#### Task brief:
From the listing below, work out how many lines contain "than". Reply with that number only.

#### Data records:
──────
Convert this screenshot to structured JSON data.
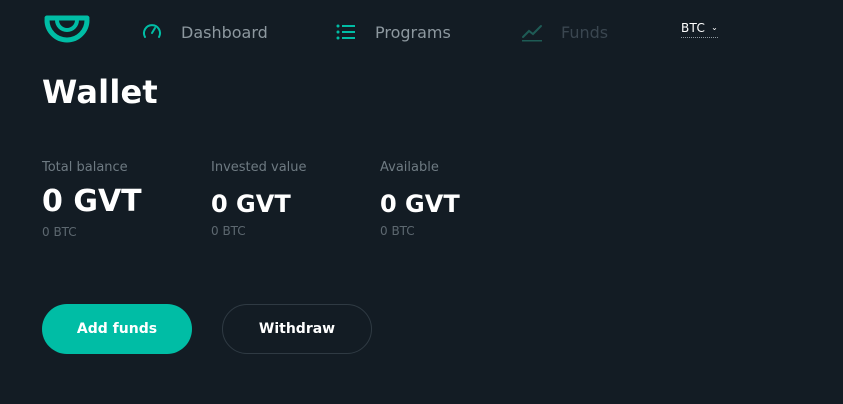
{
  "header": {
    "nav": [
      {
        "label": "Dashboard",
        "icon": "gauge-icon"
      },
      {
        "label": "Programs",
        "icon": "list-icon"
      },
      {
        "label": "Funds",
        "icon": "line-chart-icon"
      }
    ],
    "currency_select": {
      "value": "BTC",
      "icon": "chevron-down-icon"
    }
  },
  "main": {
    "title": "Wallet",
    "stats": [
      {
        "label": "Total balance",
        "value": "0 GVT",
        "sub": "0 BTC"
      },
      {
        "label": "Invested value",
        "value": "0 GVT",
        "sub": "0 BTC"
      },
      {
        "label": "Available",
        "value": "0 GVT",
        "sub": "0 BTC"
      }
    ],
    "buttons": {
      "add_funds": "Add funds",
      "withdraw": "Withdraw"
    }
  },
  "colors": {
    "background": "#131c24",
    "accent": "#00bda5",
    "nav_text": "#8d989f",
    "nav_disabled": "#3a4650"
  }
}
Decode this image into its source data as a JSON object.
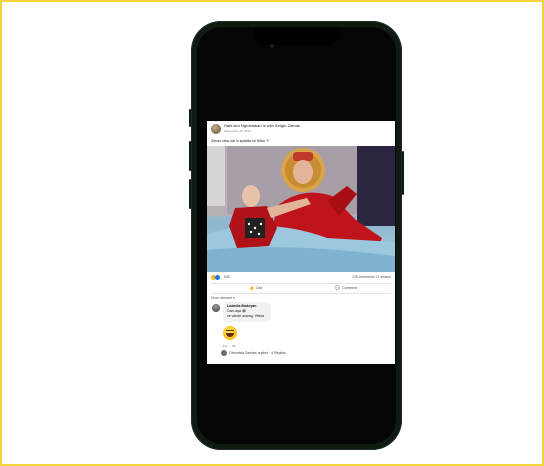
{
  "post": {
    "author": "Hahi-kim Ngrobiaban is with Sergiu Zamas",
    "date": "September 25, 2019 · ",
    "caption": "Zehaz zlew zàl în spatale lui Kõku ?!",
    "reaction_count": "545",
    "comments_shares": "128 comments  11 shares",
    "like_label": "Like",
    "comment_label": "Comment",
    "relevant_label": "Most relevant ▾"
  },
  "comment": {
    "author": "Ludmila Budoyan",
    "line1": "Cam aşa 😂",
    "line2": "ce vânde azamg. Yetiza",
    "meta": "11y · · 1K",
    "reply_text": "Ghrunisia Zandes replied · 4 Replies"
  },
  "colors": {
    "frame_border": "#f2d43a",
    "phone_body": "#0f1a12",
    "like_blue": "#1877f2",
    "haha_yellow": "#f7b928"
  },
  "icons": [
    "like-icon",
    "comment-icon",
    "haha-reaction-icon",
    "like-reaction-icon"
  ]
}
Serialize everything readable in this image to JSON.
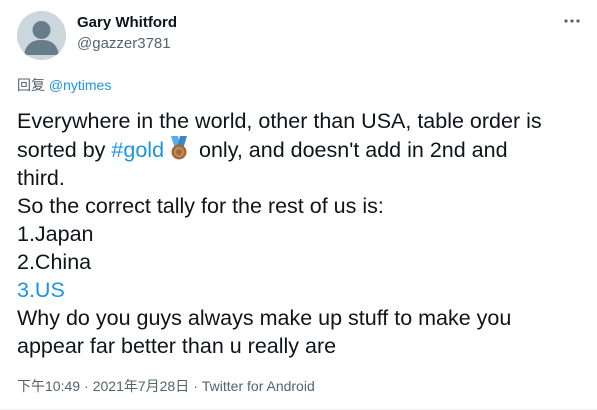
{
  "user": {
    "display_name": "Gary Whitford",
    "handle": "@gazzer3781"
  },
  "reply_to": {
    "prefix": "回复",
    "mention": "@nytimes"
  },
  "tweet": {
    "line1": "Everywhere in the world, other than USA, table order is",
    "line2_before": "sorted by ",
    "hashtag": "#gold",
    "line2_after": " only, and doesn't add in 2nd and",
    "line3": "third.",
    "line4": "So the correct tally for the rest of us is:",
    "line5": "1.Japan",
    "line6": "2.China",
    "line7": "3.US",
    "line8": "Why do you guys always make up stuff to make you",
    "line9": "appear far better than u really are",
    "emoji": "medal-icon"
  },
  "meta": {
    "time": "下午10:49",
    "separator": "·",
    "date": "2021年7月28日",
    "source": "Twitter for Android"
  },
  "colors": {
    "link": "#1b95e0",
    "secondary_text": "#536471",
    "primary_text": "#0f1419",
    "avatar_bg": "#ccd6dd"
  },
  "icons": [
    "default-avatar-icon",
    "more-options-icon",
    "medal-icon"
  ]
}
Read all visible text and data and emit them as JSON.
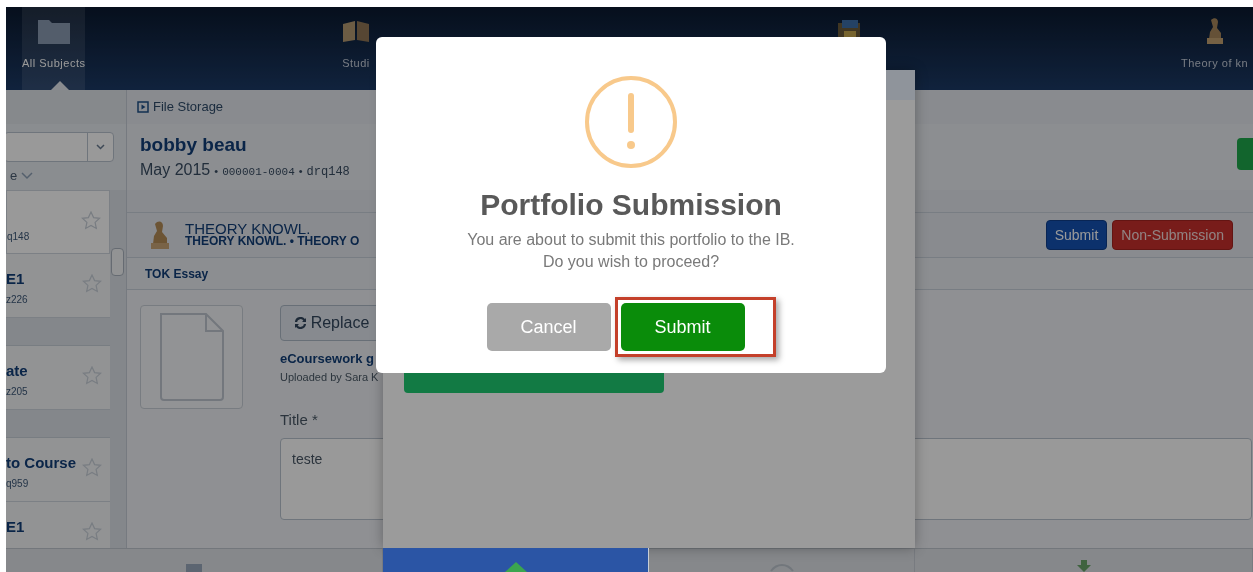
{
  "top_nav": {
    "items": [
      {
        "label": "All Subjects",
        "selected": true
      },
      {
        "label": "Studi",
        "selected": false
      },
      {
        "selected": false
      },
      {
        "label": "Theory of kn",
        "selected": false
      }
    ]
  },
  "breadcrumb": "File Storage",
  "sidebar": {
    "items": [
      {
        "kind": "candidate",
        "code": "q148",
        "selected": true,
        "starred": false
      },
      {
        "kind": "candidate",
        "title": "E1",
        "code": "z226",
        "selected": false,
        "starred": false
      },
      {
        "kind": "group"
      },
      {
        "kind": "candidate",
        "title": "ate",
        "code": "z205",
        "selected": false,
        "starred": false
      },
      {
        "kind": "group"
      },
      {
        "kind": "candidate",
        "title": "to Course",
        "code": "q959",
        "selected": false,
        "starred": false
      },
      {
        "kind": "candidate",
        "title": "E1",
        "selected": false,
        "starred": false
      }
    ],
    "sort_label": "e"
  },
  "candidate": {
    "name": "bobby beau",
    "session": "May 2015",
    "number": "000001-0004",
    "code": "drq148",
    "separators": [
      "•",
      "•"
    ]
  },
  "subject": {
    "title": "THEORY KNOWL.",
    "subtitle": "THEORY KNOWL. • THEORY O",
    "buttons": [
      {
        "label": "Submit",
        "kind": "primary"
      },
      {
        "label": "Non-Submission",
        "kind": "danger"
      }
    ]
  },
  "component_tab": "TOK Essay",
  "file": {
    "replace": "Replace",
    "name": "eCoursework g",
    "uploaded": "Uploaded by Sara K",
    "title_label": "Title *",
    "title_value": "teste"
  },
  "bottom_tabs": [
    {
      "selected": false
    },
    {
      "selected": true
    },
    {
      "selected": false
    },
    {
      "selected": false
    }
  ],
  "modal": {
    "title": "Portfolio Submission",
    "message_lines": [
      "You are about to submit this portfolio to the IB.",
      "Do you wish to proceed?"
    ],
    "buttons": [
      {
        "label": "Cancel",
        "kind": "cancel",
        "highlighted": false
      },
      {
        "label": "Submit",
        "kind": "confirm",
        "highlighted": true
      }
    ]
  }
}
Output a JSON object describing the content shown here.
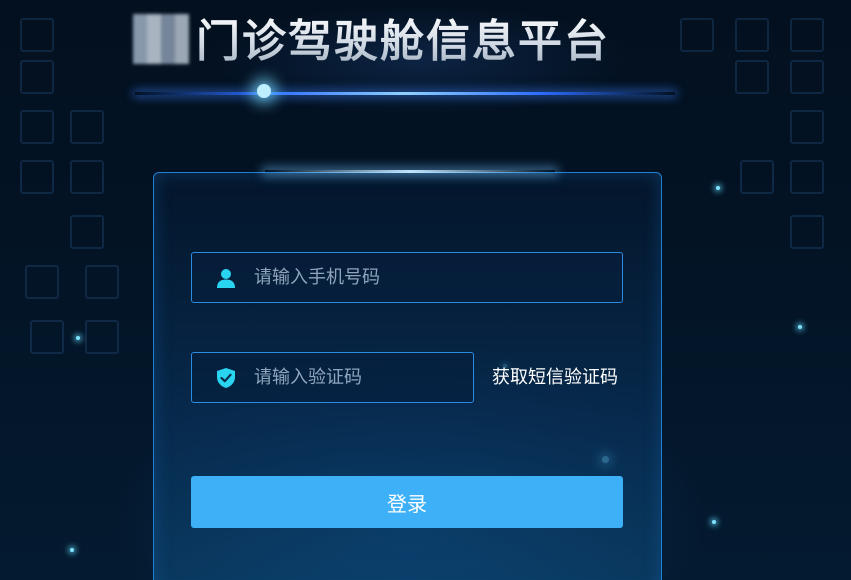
{
  "header": {
    "title": "门诊驾驶舱信息平台",
    "logo_icon": "hospital-logo-icon"
  },
  "login": {
    "phone_placeholder": "请输入手机号码",
    "phone_icon": "user-icon",
    "code_placeholder": "请输入验证码",
    "code_icon": "shield-check-icon",
    "get_code_label": "获取短信验证码",
    "submit_label": "登录"
  },
  "colors": {
    "accent": "#3eb0f8",
    "icon": "#28d4f0",
    "background": "#020c18",
    "border": "#2a8be0"
  }
}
──────
#### Task answer:
2